• TASK
Return the records in full, exactly as given.

• Recorded data
※

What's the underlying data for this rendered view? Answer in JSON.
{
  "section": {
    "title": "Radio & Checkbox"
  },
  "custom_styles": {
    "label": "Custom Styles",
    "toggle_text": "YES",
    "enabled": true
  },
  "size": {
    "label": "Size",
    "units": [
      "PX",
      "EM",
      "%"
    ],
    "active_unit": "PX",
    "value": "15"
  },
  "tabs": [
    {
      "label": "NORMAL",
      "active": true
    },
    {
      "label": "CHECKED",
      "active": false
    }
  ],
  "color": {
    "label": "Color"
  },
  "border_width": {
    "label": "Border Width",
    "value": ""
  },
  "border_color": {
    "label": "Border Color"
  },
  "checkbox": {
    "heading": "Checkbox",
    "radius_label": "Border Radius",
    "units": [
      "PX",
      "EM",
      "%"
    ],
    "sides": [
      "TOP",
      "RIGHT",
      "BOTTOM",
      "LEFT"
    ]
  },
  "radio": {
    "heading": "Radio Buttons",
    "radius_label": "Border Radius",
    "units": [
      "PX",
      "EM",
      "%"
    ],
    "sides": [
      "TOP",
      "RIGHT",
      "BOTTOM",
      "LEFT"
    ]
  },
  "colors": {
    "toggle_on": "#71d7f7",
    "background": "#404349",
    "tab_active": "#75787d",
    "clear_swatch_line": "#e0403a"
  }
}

※

• IN RESPONSE
What's the underlying data for this rendered view? Answer in JSON.
{
  "section": {
    "title": "Radio & Checkbox"
  },
  "custom_styles": {
    "label": "Custom Styles",
    "toggle_text": "YES",
    "enabled": true
  },
  "size": {
    "label": "Size",
    "units": [
      "PX",
      "EM",
      "%"
    ],
    "active_unit": "PX",
    "value": "15"
  },
  "tabs": [
    {
      "label": "NORMAL",
      "active": true
    },
    {
      "label": "CHECKED",
      "active": false
    }
  ],
  "color": {
    "label": "Color"
  },
  "border_width": {
    "label": "Border Width",
    "value": ""
  },
  "border_color": {
    "label": "Border Color"
  },
  "checkbox": {
    "heading": "Checkbox",
    "radius_label": "Border Radius",
    "units": [
      "PX",
      "EM",
      "%"
    ],
    "sides": [
      "TOP",
      "RIGHT",
      "BOTTOM",
      "LEFT"
    ]
  },
  "radio": {
    "heading": "Radio Buttons",
    "radius_label": "Border Radius",
    "units": [
      "PX",
      "EM",
      "%"
    ],
    "sides": [
      "TOP",
      "RIGHT",
      "BOTTOM",
      "LEFT"
    ]
  },
  "colors": {
    "toggle_on": "#71d7f7",
    "background": "#404349",
    "tab_active": "#75787d",
    "clear_swatch_line": "#e0403a"
  }
}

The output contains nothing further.